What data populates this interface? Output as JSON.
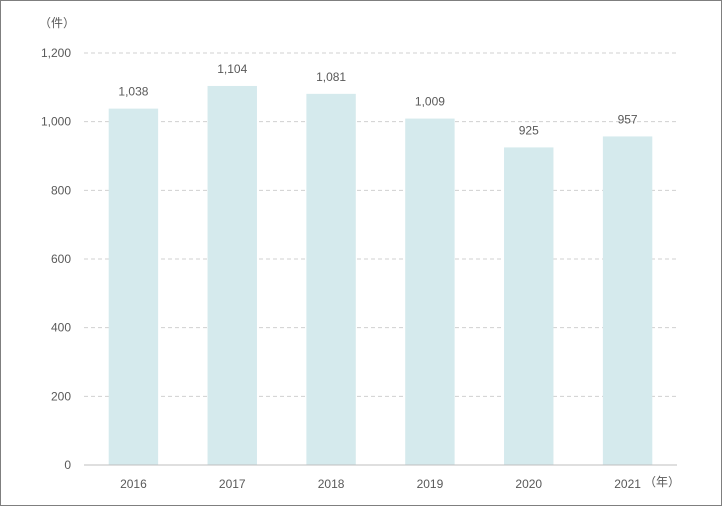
{
  "chart_data": {
    "type": "bar",
    "title": "",
    "ylabel": "（件）",
    "xlabel": "（年）",
    "categories": [
      "2016",
      "2017",
      "2018",
      "2019",
      "2020",
      "2021"
    ],
    "values": [
      1038,
      1104,
      1081,
      1009,
      925,
      957
    ],
    "value_labels": [
      "1,038",
      "1,104",
      "1,081",
      "1,009",
      "925",
      "957"
    ],
    "ylim": [
      0,
      1200
    ],
    "yticks": [
      0,
      200,
      400,
      600,
      800,
      1000,
      1200
    ],
    "ytick_labels": [
      "0",
      "200",
      "400",
      "600",
      "800",
      "1,000",
      "1,200"
    ],
    "grid": true,
    "legend": "none",
    "colors": {
      "bar": "#d5eaed",
      "grid": "#d0d0d0",
      "axis": "#bfbfbf",
      "text": "#595959"
    }
  }
}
= = =
Omit the pictures and restate the rest of the records verbatim.

What data populates this interface? Output as JSON.
{
  "chart_data": {
    "type": "bar",
    "title": "",
    "ylabel": "（件）",
    "xlabel": "（年）",
    "categories": [
      "2016",
      "2017",
      "2018",
      "2019",
      "2020",
      "2021"
    ],
    "values": [
      1038,
      1104,
      1081,
      1009,
      925,
      957
    ],
    "value_labels": [
      "1,038",
      "1,104",
      "1,081",
      "1,009",
      "925",
      "957"
    ],
    "ylim": [
      0,
      1200
    ],
    "yticks": [
      0,
      200,
      400,
      600,
      800,
      1000,
      1200
    ],
    "ytick_labels": [
      "0",
      "200",
      "400",
      "600",
      "800",
      "1,000",
      "1,200"
    ],
    "grid": true,
    "legend": "none",
    "colors": {
      "bar": "#d5eaed",
      "grid": "#d0d0d0",
      "axis": "#bfbfbf",
      "text": "#595959"
    }
  }
}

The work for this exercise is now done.